应用通用引物聚合酶链反应技术检测不同型别的登革病毒

Detection or Dengue Viruses or Different Serotypes by Using Universal Primers in RT-PCR

利用特异抗体吸附的登革病毒，经含ＴｒｉｔｏｎＸ－１００的裂解缓冲液处理，释放出基因组ＲＮＡ，在同一管中进行逆转录聚合酶链扩增反应。采用这种方法利用保守性引物可检测出登革１型、２型和４型病毒参考株及我国海南岛登革２型病毒分离株的基因组序列，扩增产物约为５５０ｂｐ。用３２Ｐ－标记的分子克隆的登革２型病毒基因探针进行Ｓｏｕｔｈｅｒｎ印迹杂交分析证实了扩增产物的特异性。利用这种技术还可从感染后２４ｈ的Ｃ６／３６细胞培养上清中检测出登革病毒基因组序列。而明显的细胞病变作用（ＣＰＥ）在感染后９６ｈ才可观察到。

Dengue virions associated by their specific antibodies were treated with a buffer solution containing Triton X-100 to release viral RNAs, and then a reverse transcriptase-polymerase chain reaction (RT-PCR) of viral RNA was carried out in a single reaction vessel, By using this method, the sequences of classical of dengue type, 1,2,and 4 virused and dengue type 2 virus isolated from human sear in Hainan Island were detected by using consensus primers for NS1 genes of all 4 dengue serotypes in the RTPCR. The amplified product was about 550bp in length. the specificity was verified by performing the Southern blot hybridization of the ammplified product ot 32P-labeled cDNA probes specific for the dengue type 2 virus. The sequence of dengue-2 viral RNA could also be detected from the infected culture fluid of C6/36 cells 24hrs after virus inocalation. The clear cytopathic effect (CPF) could be observed with naked eye 96hrs after inoculation.

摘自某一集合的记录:
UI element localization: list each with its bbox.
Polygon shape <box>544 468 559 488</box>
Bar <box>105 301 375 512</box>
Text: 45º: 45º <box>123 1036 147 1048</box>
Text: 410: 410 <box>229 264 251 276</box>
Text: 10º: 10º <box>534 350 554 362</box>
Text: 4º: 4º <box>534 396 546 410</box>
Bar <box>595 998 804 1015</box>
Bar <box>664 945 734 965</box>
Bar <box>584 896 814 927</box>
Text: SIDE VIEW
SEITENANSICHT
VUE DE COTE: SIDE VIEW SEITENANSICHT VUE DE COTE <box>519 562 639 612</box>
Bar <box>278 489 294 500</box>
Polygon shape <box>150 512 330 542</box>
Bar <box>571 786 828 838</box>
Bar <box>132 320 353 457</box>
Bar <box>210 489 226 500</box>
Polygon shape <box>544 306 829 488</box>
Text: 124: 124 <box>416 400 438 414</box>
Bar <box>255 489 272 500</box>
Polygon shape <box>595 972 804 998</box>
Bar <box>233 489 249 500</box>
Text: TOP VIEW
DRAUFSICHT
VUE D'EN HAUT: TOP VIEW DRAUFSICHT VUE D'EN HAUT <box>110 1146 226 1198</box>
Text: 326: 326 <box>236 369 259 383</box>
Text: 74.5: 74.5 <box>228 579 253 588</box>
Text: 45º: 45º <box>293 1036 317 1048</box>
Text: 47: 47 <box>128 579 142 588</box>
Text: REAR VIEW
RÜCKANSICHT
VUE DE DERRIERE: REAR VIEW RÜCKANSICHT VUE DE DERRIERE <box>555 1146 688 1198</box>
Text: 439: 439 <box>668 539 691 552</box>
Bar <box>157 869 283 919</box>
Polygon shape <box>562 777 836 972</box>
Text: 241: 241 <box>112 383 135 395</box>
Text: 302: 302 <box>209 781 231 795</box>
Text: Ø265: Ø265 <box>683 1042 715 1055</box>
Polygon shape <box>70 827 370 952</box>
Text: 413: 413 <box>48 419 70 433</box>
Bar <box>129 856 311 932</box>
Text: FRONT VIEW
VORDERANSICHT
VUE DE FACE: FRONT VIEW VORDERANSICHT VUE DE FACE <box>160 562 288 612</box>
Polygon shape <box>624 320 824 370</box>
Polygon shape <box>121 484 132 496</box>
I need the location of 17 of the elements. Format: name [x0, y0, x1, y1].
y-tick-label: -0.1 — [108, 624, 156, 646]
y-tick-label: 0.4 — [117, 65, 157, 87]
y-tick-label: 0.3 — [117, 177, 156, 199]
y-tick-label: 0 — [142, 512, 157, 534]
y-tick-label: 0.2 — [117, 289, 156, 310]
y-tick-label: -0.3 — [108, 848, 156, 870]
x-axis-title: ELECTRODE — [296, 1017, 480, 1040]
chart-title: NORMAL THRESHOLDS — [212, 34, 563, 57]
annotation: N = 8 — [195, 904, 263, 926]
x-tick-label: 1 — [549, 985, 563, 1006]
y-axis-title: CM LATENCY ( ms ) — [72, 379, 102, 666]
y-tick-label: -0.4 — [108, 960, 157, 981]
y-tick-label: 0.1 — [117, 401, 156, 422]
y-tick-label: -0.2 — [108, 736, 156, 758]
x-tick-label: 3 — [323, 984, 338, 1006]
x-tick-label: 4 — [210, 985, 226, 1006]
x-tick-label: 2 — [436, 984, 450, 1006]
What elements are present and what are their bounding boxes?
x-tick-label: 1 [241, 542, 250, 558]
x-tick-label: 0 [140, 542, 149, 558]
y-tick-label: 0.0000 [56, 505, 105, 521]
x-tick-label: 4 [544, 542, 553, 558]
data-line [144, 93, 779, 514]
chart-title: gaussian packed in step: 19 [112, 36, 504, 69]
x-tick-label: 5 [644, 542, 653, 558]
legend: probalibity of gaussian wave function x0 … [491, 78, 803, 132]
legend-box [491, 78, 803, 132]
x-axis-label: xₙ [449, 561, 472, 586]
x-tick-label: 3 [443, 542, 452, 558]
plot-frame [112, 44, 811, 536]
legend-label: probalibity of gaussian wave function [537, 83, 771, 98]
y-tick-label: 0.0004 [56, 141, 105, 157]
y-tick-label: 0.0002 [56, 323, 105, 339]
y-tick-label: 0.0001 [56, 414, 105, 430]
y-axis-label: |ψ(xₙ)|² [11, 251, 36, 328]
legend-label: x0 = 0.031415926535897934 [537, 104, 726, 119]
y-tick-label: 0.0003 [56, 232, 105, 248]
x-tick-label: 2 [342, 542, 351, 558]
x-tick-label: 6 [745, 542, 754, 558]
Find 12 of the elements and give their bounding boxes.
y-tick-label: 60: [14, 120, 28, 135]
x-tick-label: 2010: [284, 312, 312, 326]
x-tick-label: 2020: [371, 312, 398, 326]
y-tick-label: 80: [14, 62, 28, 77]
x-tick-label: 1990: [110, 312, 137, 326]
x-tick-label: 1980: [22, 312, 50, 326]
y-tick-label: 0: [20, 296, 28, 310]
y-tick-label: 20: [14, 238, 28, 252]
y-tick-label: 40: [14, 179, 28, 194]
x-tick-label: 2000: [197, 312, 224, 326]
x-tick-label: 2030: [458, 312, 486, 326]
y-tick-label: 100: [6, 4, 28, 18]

* **题目**
请照原文抄录这篇关于登革病毒检测的文本中的一段，从“Detection or Dengue”开始，一直到“作用（ＣＰＥ）在感染后９６ｈ才可观察到。”为止。 这些记录与此无关。

* **本题答案**
Detection or Dengue Viruses or Different Serotypes by Using Universal Primers in RT-PCR

利用特异抗体吸附的登革病毒，经含ＴｒｉｔｏｎＸ－１００的裂解缓冲液处理，释放出基因组ＲＮＡ，在同一管中进行逆转录聚合酶链扩增反应。采用这种方法利用保守性引物可检测出登革１型、２型和４型病毒参考株及我国海南岛登革２型病毒分离株的基因组序列，扩增产物约为５５０ｂｐ。用３２Ｐ－标记的分子克隆的登革２型病毒基因探针进行Ｓｏｕｔｈｅｒｎ印迹杂交分析证实了扩增产物的特异性。利用这种技术还可从感染后２４ｈ的Ｃ６／３６细胞培养上清中检测出登革病毒基因组序列。而明显的细胞病变作用（ＣＰＥ）在感染后９６ｈ才可观察到。